▸ AIM OF THE TASK
Produce an exact copy of all the data below, dropping every image.

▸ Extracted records
------------------------------

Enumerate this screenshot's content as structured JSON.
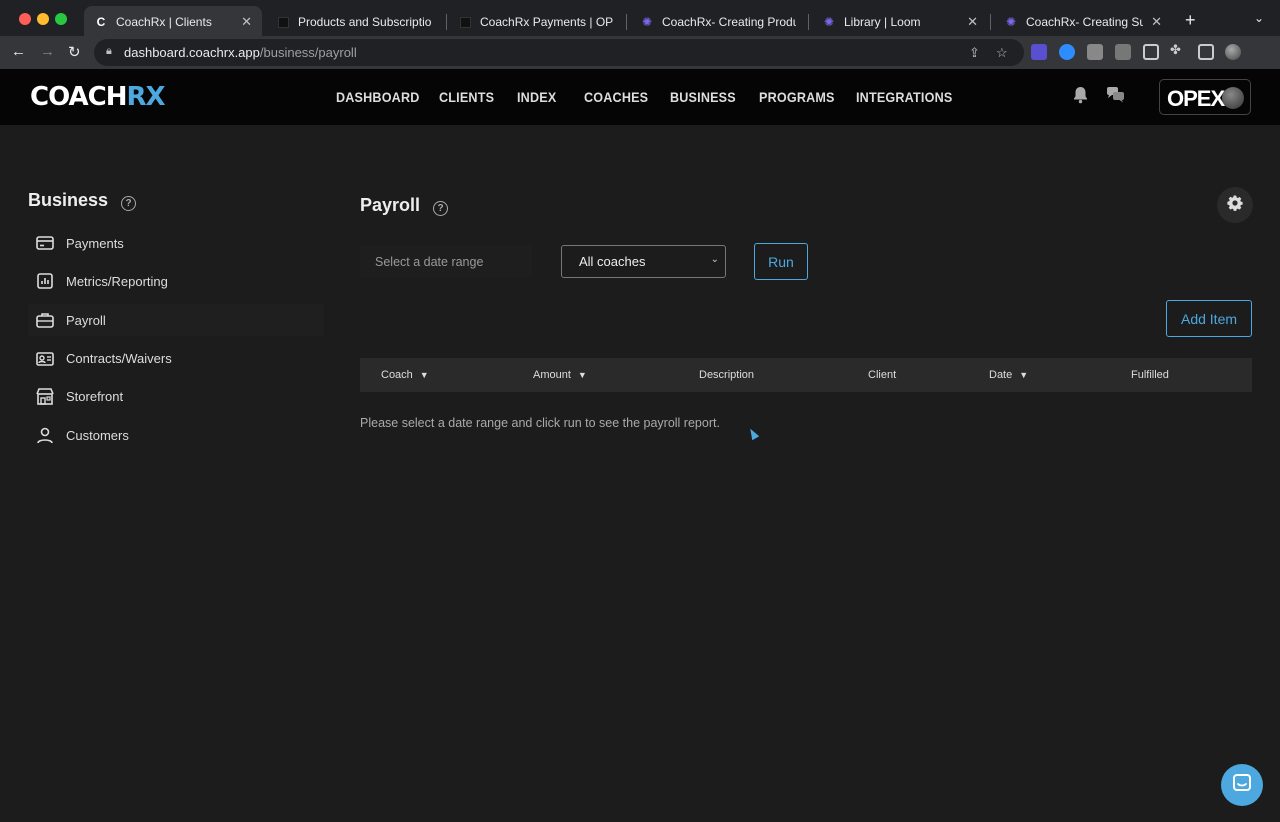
{
  "browser": {
    "tabs": [
      {
        "title": "CoachRx | Clients",
        "icon": "coachrx-favicon",
        "active": true
      },
      {
        "title": "Products and Subscriptio",
        "icon": "page-favicon",
        "active": false
      },
      {
        "title": "CoachRx Payments | OPE",
        "icon": "page-favicon",
        "active": false
      },
      {
        "title": "CoachRx- Creating Produ",
        "icon": "loom-favicon",
        "active": false
      },
      {
        "title": "Library | Loom",
        "icon": "loom-favicon",
        "active": false
      },
      {
        "title": "CoachRx- Creating Subsc",
        "icon": "loom-favicon",
        "active": false
      }
    ],
    "url_host": "dashboard.coachrx.app",
    "url_path": "/business/payroll"
  },
  "header": {
    "logo_main": "COACH",
    "logo_accent": "RX",
    "nav": [
      "DASHBOARD",
      "CLIENTS",
      "INDEX",
      "COACHES",
      "BUSINESS",
      "PROGRAMS",
      "INTEGRATIONS"
    ],
    "brand_badge": "OPEX"
  },
  "sidebar": {
    "title": "Business",
    "items": [
      {
        "label": "Payments",
        "icon": "credit-card-icon"
      },
      {
        "label": "Metrics/Reporting",
        "icon": "bar-chart-icon"
      },
      {
        "label": "Payroll",
        "icon": "briefcase-icon",
        "active": true
      },
      {
        "label": "Contracts/Waivers",
        "icon": "id-card-icon"
      },
      {
        "label": "Storefront",
        "icon": "storefront-icon"
      },
      {
        "label": "Customers",
        "icon": "users-icon"
      }
    ]
  },
  "main": {
    "title": "Payroll",
    "date_placeholder": "Select a date range",
    "coach_select": "All coaches",
    "run_label": "Run",
    "add_item_label": "Add Item",
    "columns": [
      "Coach",
      "Amount",
      "Description",
      "Client",
      "Date",
      "Fulfilled"
    ],
    "empty_message": "Please select a date range and click run to see the payroll report."
  },
  "colors": {
    "accent": "#4da8e0",
    "background": "#1c1c1c",
    "header": "#050505"
  }
}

------------------------------

▸ FULL ANSWER
Enumerate this screenshot's content as structured JSON.
{
  "browser": {
    "tabs": [
      {
        "title": "CoachRx | Clients",
        "icon": "coachrx-favicon",
        "active": true
      },
      {
        "title": "Products and Subscriptio",
        "icon": "page-favicon",
        "active": false
      },
      {
        "title": "CoachRx Payments | OPE",
        "icon": "page-favicon",
        "active": false
      },
      {
        "title": "CoachRx- Creating Produ",
        "icon": "loom-favicon",
        "active": false
      },
      {
        "title": "Library | Loom",
        "icon": "loom-favicon",
        "active": false
      },
      {
        "title": "CoachRx- Creating Subsc",
        "icon": "loom-favicon",
        "active": false
      }
    ],
    "url_host": "dashboard.coachrx.app",
    "url_path": "/business/payroll"
  },
  "header": {
    "logo_main": "COACH",
    "logo_accent": "RX",
    "nav": [
      "DASHBOARD",
      "CLIENTS",
      "INDEX",
      "COACHES",
      "BUSINESS",
      "PROGRAMS",
      "INTEGRATIONS"
    ],
    "brand_badge": "OPEX"
  },
  "sidebar": {
    "title": "Business",
    "items": [
      {
        "label": "Payments",
        "icon": "credit-card-icon"
      },
      {
        "label": "Metrics/Reporting",
        "icon": "bar-chart-icon"
      },
      {
        "label": "Payroll",
        "icon": "briefcase-icon",
        "active": true
      },
      {
        "label": "Contracts/Waivers",
        "icon": "id-card-icon"
      },
      {
        "label": "Storefront",
        "icon": "storefront-icon"
      },
      {
        "label": "Customers",
        "icon": "users-icon"
      }
    ]
  },
  "main": {
    "title": "Payroll",
    "date_placeholder": "Select a date range",
    "coach_select": "All coaches",
    "run_label": "Run",
    "add_item_label": "Add Item",
    "columns": [
      "Coach",
      "Amount",
      "Description",
      "Client",
      "Date",
      "Fulfilled"
    ],
    "empty_message": "Please select a date range and click run to see the payroll report."
  },
  "colors": {
    "accent": "#4da8e0",
    "background": "#1c1c1c",
    "header": "#050505"
  }
}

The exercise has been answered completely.